§ **Aim of the task**: Reproduce every line of the entries below without any changes.

§ §

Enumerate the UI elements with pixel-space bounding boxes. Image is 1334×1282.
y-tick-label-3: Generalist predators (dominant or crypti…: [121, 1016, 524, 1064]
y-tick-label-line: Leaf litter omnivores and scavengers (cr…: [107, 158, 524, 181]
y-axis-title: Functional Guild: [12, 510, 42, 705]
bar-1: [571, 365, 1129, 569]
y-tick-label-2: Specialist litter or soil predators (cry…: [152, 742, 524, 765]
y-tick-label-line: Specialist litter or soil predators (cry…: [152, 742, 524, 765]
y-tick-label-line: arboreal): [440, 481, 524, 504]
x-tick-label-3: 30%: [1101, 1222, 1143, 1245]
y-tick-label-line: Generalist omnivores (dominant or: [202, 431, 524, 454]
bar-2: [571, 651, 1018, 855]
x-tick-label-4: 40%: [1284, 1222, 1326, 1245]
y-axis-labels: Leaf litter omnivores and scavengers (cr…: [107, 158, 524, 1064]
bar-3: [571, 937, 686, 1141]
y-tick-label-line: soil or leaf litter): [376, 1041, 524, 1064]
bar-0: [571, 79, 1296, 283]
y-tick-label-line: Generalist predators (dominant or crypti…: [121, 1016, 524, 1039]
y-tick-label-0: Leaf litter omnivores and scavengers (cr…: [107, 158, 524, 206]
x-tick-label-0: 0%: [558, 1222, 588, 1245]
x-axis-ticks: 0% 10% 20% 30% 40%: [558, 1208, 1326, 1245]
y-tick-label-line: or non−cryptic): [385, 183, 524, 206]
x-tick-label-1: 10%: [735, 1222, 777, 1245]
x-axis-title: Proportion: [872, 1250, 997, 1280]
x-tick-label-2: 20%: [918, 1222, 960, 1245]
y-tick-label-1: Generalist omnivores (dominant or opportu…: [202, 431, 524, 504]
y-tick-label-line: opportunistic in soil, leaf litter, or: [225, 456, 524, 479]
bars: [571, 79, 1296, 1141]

§ §

§ **Task solution**:
Enumerate the UI elements with pixel-space bounding boxes. Image is 1334×1282.
y-tick-label-3: Generalist predators (dominant or crypti…: [121, 1016, 524, 1064]
y-tick-label-line: Leaf litter omnivores and scavengers (cr…: [107, 158, 524, 181]
y-axis-title: Functional Guild: [12, 510, 42, 705]
bar-1: [571, 365, 1129, 569]
y-tick-label-2: Specialist litter or soil predators (cry…: [152, 742, 524, 765]
y-tick-label-line: Specialist litter or soil predators (cry…: [152, 742, 524, 765]
y-tick-label-line: arboreal): [440, 481, 524, 504]
x-tick-label-3: 30%: [1101, 1222, 1143, 1245]
y-tick-label-line: Generalist omnivores (dominant or: [202, 431, 524, 454]
bar-2: [571, 651, 1018, 855]
x-tick-label-4: 40%: [1284, 1222, 1326, 1245]
y-axis-labels: Leaf litter omnivores and scavengers (cr…: [107, 158, 524, 1064]
bar-3: [571, 937, 686, 1141]
y-tick-label-line: soil or leaf litter): [376, 1041, 524, 1064]
bar-0: [571, 79, 1296, 283]
y-tick-label-line: Generalist predators (dominant or crypti…: [121, 1016, 524, 1039]
y-tick-label-0: Leaf litter omnivores and scavengers (cr…: [107, 158, 524, 206]
x-tick-label-0: 0%: [558, 1222, 588, 1245]
x-axis-ticks: 0% 10% 20% 30% 40%: [558, 1208, 1326, 1245]
y-tick-label-line: or non−cryptic): [385, 183, 524, 206]
x-tick-label-1: 10%: [735, 1222, 777, 1245]
x-axis-title: Proportion: [872, 1250, 997, 1280]
x-tick-label-2: 20%: [918, 1222, 960, 1245]
y-tick-label-1: Generalist omnivores (dominant or opportu…: [202, 431, 524, 504]
y-tick-label-line: opportunistic in soil, leaf litter, or: [225, 456, 524, 479]
bars: [571, 79, 1296, 1141]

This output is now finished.